*Exercise requirements*
Look through the data that follows and copy each line with the string "based".

*Data*
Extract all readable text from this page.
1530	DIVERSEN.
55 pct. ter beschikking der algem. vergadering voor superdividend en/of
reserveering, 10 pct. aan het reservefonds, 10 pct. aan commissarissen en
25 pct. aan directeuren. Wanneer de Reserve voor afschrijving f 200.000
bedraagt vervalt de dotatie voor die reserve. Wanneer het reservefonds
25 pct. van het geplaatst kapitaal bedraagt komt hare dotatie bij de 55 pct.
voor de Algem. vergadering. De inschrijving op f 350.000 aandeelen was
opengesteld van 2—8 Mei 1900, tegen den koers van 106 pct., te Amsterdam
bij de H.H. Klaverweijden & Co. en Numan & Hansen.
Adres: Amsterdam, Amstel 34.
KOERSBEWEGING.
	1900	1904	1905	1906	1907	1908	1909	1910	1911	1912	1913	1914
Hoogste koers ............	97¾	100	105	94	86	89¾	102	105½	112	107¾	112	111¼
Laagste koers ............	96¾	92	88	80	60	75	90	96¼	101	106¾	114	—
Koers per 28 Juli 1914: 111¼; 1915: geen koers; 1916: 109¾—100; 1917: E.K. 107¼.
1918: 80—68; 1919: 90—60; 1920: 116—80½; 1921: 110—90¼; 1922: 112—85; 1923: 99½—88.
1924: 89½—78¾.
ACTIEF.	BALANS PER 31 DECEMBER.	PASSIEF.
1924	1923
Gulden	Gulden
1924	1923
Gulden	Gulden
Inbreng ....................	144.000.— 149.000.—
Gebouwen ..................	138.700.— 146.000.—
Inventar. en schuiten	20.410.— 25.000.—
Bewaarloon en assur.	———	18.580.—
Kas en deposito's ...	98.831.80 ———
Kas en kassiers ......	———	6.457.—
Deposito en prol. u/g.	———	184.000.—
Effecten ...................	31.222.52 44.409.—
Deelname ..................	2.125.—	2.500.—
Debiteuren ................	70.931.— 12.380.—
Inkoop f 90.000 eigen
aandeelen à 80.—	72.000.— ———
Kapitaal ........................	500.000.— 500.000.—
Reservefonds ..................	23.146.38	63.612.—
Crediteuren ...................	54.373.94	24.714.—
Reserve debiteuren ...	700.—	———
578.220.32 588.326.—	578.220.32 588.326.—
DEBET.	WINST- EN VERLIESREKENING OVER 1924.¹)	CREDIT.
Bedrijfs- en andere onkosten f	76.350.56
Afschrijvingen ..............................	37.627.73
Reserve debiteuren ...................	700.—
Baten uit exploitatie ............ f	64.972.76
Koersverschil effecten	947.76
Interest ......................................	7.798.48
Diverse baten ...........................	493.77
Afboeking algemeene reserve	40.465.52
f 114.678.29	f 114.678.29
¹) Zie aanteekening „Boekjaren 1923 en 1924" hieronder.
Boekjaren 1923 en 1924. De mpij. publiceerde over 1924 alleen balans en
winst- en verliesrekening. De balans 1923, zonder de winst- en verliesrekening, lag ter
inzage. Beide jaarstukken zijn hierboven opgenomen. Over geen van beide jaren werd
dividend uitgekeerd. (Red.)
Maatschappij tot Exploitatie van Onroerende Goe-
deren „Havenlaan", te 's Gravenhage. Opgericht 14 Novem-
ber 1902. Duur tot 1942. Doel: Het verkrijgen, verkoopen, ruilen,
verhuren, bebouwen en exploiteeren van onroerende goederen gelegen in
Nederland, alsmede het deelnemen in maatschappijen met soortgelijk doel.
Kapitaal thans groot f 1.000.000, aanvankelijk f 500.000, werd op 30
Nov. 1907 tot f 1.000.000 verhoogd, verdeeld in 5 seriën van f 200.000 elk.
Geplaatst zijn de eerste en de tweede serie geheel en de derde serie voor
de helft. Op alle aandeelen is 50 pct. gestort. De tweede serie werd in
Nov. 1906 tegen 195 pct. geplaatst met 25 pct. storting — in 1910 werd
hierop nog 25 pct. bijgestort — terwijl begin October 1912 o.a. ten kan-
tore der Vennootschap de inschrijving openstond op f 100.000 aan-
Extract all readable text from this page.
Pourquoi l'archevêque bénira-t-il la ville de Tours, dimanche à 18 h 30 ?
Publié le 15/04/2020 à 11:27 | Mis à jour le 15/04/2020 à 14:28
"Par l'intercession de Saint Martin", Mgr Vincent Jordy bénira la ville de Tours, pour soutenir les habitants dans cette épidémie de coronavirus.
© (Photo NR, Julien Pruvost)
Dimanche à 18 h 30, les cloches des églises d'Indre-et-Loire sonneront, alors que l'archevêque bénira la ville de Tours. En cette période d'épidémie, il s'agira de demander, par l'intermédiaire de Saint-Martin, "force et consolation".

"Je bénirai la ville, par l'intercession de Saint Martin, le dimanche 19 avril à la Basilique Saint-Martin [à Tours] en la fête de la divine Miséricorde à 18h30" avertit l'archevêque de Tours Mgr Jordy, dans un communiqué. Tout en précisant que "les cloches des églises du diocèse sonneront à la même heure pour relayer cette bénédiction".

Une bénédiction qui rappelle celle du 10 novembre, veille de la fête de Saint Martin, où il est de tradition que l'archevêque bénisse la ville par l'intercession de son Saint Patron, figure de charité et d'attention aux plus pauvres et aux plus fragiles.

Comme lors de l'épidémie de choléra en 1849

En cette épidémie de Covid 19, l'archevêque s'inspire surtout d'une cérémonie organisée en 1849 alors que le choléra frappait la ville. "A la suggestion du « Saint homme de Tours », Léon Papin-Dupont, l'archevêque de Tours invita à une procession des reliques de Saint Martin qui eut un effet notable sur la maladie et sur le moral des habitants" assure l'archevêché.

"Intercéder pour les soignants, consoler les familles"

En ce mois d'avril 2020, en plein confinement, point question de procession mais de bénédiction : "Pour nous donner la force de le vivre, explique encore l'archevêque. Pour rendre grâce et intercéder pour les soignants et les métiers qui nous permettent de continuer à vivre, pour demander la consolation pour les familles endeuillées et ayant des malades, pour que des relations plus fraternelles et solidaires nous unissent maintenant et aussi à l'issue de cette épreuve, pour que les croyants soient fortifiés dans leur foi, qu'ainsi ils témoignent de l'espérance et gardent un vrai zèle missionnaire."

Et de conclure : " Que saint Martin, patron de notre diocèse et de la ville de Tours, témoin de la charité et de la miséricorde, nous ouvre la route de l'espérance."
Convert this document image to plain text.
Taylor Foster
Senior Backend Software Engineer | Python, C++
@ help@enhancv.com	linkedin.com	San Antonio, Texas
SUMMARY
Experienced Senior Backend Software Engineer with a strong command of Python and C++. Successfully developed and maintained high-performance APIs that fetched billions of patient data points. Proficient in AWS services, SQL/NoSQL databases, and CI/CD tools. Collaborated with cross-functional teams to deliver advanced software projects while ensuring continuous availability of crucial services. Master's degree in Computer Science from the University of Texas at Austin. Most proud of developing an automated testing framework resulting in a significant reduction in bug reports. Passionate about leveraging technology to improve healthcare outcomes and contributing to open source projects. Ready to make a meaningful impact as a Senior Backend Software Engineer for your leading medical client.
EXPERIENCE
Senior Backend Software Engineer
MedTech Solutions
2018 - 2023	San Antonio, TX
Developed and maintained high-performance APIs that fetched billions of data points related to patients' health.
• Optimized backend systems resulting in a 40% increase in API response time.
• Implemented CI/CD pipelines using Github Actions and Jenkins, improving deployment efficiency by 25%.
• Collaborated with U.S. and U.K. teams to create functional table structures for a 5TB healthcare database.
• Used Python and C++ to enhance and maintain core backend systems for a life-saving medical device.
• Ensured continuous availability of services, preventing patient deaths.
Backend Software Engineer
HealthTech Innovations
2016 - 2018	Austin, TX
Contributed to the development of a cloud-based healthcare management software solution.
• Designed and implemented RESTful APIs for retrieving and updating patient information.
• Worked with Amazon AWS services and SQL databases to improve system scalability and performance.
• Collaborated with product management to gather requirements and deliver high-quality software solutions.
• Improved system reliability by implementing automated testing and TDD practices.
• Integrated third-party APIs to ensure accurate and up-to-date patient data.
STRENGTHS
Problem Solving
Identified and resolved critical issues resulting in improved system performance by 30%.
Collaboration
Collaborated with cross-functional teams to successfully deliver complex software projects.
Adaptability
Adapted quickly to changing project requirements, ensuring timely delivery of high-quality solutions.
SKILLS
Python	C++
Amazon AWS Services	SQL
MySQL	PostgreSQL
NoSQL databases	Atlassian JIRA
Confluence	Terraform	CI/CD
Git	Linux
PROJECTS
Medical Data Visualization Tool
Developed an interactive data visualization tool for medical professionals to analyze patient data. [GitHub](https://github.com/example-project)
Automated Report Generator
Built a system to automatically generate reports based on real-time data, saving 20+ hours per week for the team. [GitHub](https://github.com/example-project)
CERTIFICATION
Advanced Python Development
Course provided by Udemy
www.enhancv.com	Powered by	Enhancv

*Solved problem*
Contributed to the development of a cloud-based healthcare management software solution.
Built a system to automatically generate reports based on real-time data, saving 20+ hours per week for the team. [GitHub](https://github.com/example-project)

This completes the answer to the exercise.